→ Goal: For the entries that follow, state how many lines include the word "louigi", giving the number and nothing else.

→ Input:

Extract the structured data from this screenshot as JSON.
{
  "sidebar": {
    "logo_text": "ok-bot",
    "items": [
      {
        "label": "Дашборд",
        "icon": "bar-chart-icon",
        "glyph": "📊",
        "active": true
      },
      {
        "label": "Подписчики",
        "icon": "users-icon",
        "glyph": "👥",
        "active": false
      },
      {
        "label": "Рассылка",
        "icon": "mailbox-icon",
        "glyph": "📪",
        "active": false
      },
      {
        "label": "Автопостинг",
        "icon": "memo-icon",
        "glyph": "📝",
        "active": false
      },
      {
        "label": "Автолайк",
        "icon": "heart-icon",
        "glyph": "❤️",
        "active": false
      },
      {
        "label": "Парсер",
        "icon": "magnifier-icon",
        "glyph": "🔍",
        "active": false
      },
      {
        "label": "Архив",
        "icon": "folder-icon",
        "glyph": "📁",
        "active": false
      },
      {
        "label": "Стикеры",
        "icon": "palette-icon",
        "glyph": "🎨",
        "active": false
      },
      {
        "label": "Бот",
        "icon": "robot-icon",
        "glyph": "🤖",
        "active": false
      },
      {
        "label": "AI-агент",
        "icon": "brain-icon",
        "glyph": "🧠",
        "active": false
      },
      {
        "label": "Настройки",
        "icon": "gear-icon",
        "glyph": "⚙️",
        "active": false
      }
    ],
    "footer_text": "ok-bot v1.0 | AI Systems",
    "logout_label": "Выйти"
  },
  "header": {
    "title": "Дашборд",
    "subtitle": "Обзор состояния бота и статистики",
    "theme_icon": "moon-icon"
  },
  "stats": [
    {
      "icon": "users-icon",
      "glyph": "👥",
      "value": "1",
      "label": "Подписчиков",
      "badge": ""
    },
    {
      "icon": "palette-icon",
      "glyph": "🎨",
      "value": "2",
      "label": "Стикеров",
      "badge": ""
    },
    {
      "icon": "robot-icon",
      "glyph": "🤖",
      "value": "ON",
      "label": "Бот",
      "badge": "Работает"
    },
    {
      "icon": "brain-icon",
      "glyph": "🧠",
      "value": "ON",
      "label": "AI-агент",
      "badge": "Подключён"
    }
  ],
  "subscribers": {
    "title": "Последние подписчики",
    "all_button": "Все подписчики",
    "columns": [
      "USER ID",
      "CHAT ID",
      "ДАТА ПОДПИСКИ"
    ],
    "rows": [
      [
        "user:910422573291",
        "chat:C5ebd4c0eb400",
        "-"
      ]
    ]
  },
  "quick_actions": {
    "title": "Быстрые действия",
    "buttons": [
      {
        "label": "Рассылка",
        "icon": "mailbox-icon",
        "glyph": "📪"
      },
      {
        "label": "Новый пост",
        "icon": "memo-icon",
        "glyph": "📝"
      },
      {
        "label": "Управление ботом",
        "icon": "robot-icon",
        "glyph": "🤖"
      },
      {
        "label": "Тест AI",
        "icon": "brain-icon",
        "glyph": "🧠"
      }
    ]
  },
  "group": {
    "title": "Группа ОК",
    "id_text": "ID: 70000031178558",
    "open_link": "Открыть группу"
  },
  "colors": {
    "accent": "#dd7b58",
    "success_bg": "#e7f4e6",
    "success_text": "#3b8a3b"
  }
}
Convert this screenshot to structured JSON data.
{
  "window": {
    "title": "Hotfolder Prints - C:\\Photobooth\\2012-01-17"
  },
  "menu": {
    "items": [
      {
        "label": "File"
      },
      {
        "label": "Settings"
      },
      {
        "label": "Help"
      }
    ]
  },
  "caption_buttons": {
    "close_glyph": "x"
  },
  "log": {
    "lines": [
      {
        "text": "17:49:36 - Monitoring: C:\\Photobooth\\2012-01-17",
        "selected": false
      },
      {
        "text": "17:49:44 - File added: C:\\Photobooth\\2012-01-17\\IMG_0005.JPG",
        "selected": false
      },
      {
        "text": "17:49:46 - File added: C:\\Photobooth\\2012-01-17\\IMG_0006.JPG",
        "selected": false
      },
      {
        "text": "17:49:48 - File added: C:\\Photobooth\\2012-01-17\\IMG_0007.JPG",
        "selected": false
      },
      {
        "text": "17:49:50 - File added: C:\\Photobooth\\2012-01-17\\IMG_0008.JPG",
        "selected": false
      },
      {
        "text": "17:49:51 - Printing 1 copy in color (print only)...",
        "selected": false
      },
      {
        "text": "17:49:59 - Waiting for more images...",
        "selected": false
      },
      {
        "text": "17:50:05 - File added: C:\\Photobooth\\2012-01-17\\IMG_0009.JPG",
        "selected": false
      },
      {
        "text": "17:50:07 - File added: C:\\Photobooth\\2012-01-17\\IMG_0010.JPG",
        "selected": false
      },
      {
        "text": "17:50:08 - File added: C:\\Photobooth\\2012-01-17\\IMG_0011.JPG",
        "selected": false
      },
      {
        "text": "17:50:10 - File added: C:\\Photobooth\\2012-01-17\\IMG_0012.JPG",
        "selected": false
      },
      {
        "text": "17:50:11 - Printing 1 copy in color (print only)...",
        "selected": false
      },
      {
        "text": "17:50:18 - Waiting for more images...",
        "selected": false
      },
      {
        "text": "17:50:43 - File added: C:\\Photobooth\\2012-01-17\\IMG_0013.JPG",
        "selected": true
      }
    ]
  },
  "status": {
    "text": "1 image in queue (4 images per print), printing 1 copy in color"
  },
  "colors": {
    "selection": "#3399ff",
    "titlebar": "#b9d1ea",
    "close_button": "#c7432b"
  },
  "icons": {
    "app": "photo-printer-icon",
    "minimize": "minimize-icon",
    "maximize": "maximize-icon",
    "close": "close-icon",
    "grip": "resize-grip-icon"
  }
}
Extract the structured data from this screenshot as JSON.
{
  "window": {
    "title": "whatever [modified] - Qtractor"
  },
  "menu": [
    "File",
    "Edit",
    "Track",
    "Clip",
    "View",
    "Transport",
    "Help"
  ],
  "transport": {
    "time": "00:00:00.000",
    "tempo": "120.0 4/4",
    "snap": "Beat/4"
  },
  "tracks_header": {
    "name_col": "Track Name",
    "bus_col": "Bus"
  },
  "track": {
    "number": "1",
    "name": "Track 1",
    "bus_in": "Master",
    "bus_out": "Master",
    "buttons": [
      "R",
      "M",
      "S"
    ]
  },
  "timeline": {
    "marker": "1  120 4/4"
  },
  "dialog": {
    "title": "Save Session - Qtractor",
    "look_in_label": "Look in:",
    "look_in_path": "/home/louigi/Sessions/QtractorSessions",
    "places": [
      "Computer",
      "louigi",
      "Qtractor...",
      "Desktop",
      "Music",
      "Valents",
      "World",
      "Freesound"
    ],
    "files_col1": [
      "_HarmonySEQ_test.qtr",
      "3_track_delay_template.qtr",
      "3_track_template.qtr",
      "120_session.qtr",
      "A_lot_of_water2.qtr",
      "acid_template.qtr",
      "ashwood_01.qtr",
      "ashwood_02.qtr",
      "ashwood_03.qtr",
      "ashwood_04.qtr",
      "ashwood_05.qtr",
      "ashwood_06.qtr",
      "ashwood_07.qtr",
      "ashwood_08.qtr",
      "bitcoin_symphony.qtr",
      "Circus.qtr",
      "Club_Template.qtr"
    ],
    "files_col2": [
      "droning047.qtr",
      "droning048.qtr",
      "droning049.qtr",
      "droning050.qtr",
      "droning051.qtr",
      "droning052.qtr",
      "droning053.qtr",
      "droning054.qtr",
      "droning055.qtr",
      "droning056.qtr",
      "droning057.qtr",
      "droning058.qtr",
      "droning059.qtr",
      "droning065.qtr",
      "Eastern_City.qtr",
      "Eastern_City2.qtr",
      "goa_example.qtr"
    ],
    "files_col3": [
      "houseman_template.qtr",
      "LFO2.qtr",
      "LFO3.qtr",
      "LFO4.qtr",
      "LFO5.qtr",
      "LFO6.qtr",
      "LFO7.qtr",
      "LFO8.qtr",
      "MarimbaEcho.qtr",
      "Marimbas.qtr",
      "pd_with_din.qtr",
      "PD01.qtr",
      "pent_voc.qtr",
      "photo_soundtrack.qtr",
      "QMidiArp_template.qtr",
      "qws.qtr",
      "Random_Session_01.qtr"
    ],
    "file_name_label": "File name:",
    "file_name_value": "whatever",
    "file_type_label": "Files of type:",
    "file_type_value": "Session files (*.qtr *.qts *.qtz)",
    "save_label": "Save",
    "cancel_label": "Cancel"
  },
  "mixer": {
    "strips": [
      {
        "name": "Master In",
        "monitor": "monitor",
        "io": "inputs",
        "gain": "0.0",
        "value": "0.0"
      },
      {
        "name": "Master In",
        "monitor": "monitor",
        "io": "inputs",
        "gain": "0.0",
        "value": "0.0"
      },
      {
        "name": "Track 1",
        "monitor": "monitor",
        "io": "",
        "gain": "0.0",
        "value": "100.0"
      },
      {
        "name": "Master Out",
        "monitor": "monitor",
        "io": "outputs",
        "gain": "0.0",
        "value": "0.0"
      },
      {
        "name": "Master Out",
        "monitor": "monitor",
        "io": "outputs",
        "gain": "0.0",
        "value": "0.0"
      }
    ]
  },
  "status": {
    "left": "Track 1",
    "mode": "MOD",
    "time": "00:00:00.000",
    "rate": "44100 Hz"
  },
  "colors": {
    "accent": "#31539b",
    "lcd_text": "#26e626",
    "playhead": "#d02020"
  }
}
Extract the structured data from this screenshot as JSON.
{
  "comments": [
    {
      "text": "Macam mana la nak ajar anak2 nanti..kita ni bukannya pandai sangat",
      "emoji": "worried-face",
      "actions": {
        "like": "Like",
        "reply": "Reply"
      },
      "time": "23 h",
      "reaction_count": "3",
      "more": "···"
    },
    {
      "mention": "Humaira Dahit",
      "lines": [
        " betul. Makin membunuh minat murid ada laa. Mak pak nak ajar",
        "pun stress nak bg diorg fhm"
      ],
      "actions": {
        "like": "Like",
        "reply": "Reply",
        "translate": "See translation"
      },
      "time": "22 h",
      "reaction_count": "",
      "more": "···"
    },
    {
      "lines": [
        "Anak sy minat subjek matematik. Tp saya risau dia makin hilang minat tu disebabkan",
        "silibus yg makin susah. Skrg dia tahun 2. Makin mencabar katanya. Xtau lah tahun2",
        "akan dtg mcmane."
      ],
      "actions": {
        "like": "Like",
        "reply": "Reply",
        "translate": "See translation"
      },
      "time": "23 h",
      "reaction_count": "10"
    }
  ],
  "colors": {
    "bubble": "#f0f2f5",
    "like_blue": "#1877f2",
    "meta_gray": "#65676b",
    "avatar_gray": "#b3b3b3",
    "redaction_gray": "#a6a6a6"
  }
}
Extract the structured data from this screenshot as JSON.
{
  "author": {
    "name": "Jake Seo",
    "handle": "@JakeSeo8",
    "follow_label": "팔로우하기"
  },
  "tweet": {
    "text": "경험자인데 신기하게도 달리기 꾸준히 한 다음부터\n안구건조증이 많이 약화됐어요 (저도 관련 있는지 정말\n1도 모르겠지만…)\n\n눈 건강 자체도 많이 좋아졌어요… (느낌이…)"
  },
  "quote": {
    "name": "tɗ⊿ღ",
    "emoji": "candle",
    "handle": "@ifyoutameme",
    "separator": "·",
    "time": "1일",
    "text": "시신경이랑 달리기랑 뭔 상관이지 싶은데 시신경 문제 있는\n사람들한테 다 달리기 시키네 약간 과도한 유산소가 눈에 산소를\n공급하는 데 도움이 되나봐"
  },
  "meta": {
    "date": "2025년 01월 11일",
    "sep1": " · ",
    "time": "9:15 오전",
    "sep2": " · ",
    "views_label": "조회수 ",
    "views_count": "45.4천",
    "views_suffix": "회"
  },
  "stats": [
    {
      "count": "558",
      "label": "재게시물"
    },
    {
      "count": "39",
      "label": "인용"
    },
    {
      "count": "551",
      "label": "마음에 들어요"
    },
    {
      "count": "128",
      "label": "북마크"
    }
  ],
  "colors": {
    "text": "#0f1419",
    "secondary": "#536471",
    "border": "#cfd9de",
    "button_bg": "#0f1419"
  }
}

→ Task answer: 2